(Problem description)
Your answer should be one number: how many lines of the data include the string "JSON"?
####################
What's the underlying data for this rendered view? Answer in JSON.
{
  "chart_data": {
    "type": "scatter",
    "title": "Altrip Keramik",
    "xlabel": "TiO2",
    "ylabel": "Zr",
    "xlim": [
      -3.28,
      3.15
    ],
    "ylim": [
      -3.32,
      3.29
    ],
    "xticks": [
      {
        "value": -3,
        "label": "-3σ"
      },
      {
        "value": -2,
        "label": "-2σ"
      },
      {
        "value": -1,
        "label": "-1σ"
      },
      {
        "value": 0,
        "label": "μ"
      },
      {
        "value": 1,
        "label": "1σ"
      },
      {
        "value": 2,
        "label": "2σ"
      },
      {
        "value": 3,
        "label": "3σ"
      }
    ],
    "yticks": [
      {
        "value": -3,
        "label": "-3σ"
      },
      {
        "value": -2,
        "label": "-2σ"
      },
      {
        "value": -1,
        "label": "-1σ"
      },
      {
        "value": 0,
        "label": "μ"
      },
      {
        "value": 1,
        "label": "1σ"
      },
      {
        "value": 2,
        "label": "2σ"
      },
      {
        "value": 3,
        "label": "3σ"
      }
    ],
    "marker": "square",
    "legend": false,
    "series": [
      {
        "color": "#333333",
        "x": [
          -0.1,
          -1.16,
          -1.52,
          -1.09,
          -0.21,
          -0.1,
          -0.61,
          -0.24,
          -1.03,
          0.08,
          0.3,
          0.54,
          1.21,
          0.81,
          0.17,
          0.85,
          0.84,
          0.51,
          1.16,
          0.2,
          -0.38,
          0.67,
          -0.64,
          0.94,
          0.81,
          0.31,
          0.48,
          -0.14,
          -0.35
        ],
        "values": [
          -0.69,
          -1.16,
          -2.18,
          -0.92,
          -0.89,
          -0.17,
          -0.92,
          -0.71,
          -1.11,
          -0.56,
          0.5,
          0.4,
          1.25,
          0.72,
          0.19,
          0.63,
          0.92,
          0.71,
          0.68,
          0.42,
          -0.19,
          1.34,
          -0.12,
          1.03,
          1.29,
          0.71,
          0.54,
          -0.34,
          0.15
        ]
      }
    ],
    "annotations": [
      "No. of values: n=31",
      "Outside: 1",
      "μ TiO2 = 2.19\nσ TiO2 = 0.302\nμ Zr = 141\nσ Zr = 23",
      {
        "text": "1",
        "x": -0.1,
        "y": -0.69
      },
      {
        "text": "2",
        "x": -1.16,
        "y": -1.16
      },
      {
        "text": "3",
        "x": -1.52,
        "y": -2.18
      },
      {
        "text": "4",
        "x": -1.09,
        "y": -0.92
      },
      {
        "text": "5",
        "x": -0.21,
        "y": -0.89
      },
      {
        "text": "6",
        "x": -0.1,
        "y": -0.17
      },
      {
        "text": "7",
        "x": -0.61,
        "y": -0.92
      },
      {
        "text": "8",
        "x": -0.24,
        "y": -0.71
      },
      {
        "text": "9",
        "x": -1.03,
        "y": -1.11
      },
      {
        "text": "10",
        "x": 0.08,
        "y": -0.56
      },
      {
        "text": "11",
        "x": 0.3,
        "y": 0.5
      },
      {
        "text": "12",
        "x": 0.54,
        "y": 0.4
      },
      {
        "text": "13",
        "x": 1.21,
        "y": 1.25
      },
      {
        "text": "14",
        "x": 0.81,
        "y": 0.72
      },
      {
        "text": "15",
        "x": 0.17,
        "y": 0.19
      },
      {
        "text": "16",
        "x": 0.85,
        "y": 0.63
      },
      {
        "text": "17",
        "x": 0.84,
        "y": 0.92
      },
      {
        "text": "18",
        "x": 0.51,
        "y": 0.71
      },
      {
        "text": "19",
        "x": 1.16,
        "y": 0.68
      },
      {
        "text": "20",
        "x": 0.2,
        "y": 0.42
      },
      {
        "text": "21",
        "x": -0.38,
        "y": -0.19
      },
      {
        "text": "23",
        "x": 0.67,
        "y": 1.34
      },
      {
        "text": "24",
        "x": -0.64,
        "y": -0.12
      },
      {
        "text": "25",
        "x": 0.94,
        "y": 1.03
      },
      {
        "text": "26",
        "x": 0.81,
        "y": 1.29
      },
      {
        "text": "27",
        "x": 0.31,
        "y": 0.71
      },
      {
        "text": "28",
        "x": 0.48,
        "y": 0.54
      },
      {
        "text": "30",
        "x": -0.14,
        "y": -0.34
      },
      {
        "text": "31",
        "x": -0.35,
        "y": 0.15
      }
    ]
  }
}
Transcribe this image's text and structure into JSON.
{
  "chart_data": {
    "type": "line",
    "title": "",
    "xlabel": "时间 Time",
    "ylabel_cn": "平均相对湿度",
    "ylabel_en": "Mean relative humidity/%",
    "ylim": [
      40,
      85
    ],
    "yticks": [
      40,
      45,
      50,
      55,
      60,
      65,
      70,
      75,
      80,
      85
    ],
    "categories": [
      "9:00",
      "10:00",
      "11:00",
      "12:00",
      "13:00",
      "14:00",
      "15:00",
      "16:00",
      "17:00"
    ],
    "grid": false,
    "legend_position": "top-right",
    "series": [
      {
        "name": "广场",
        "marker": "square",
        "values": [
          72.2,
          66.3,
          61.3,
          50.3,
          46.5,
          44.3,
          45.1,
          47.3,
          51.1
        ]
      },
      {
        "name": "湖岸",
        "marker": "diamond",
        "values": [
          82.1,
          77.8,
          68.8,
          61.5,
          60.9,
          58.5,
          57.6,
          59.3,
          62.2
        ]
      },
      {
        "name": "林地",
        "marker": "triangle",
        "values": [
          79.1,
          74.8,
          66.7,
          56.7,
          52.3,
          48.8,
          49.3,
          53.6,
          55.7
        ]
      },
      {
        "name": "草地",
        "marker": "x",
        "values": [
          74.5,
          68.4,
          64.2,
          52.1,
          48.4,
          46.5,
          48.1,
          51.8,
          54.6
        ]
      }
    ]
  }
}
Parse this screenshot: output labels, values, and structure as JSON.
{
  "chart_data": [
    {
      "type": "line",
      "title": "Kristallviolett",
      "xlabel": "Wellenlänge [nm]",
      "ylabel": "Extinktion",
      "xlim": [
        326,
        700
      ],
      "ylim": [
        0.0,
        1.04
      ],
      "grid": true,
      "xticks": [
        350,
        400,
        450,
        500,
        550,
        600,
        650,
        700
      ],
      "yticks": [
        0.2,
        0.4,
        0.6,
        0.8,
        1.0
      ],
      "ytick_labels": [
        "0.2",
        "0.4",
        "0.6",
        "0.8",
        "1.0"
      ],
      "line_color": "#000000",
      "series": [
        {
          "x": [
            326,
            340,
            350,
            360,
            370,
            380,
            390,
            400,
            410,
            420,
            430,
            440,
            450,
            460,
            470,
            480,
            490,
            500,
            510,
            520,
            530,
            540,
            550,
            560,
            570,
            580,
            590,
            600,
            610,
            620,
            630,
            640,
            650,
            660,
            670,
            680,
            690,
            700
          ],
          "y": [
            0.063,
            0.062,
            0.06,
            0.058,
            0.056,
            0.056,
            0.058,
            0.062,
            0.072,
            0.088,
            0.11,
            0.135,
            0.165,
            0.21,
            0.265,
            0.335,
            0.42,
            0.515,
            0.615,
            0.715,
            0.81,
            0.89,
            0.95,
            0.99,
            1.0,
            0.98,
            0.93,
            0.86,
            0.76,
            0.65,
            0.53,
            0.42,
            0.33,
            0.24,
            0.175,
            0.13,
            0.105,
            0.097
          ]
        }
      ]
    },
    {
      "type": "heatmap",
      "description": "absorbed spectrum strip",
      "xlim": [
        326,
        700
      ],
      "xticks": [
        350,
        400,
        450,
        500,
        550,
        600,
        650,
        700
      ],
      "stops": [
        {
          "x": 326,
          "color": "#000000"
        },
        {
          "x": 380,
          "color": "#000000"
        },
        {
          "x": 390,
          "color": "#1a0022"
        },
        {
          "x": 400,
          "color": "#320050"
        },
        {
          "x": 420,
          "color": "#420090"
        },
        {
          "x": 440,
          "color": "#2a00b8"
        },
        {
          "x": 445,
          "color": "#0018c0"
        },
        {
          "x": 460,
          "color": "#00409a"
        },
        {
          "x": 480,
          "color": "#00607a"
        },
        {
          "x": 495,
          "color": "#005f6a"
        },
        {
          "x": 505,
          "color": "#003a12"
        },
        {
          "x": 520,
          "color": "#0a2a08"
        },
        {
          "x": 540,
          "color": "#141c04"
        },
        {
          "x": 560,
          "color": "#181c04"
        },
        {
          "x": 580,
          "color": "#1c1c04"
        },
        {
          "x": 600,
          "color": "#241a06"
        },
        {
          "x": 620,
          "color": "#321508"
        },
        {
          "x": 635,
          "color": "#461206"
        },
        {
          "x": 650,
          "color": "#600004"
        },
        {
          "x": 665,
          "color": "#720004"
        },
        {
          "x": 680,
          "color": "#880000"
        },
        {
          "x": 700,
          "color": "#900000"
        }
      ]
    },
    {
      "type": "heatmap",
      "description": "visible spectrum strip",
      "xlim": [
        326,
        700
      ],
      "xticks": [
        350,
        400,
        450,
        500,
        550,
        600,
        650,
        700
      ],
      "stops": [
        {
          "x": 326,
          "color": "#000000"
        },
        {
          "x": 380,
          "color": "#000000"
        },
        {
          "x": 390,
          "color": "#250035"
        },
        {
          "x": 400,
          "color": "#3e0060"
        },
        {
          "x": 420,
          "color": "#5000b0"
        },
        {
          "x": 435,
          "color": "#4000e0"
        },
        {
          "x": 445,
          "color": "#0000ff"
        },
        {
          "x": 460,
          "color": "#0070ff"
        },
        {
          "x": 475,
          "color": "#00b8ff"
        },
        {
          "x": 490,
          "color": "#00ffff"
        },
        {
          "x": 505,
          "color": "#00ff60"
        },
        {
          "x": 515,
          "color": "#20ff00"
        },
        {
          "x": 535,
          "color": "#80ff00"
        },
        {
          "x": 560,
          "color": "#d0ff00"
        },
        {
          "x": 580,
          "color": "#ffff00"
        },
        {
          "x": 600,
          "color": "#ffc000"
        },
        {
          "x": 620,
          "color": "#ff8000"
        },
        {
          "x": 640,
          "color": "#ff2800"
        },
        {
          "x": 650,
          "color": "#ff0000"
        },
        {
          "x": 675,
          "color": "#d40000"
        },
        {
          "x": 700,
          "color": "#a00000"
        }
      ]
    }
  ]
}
####################
(Solution for this task)
3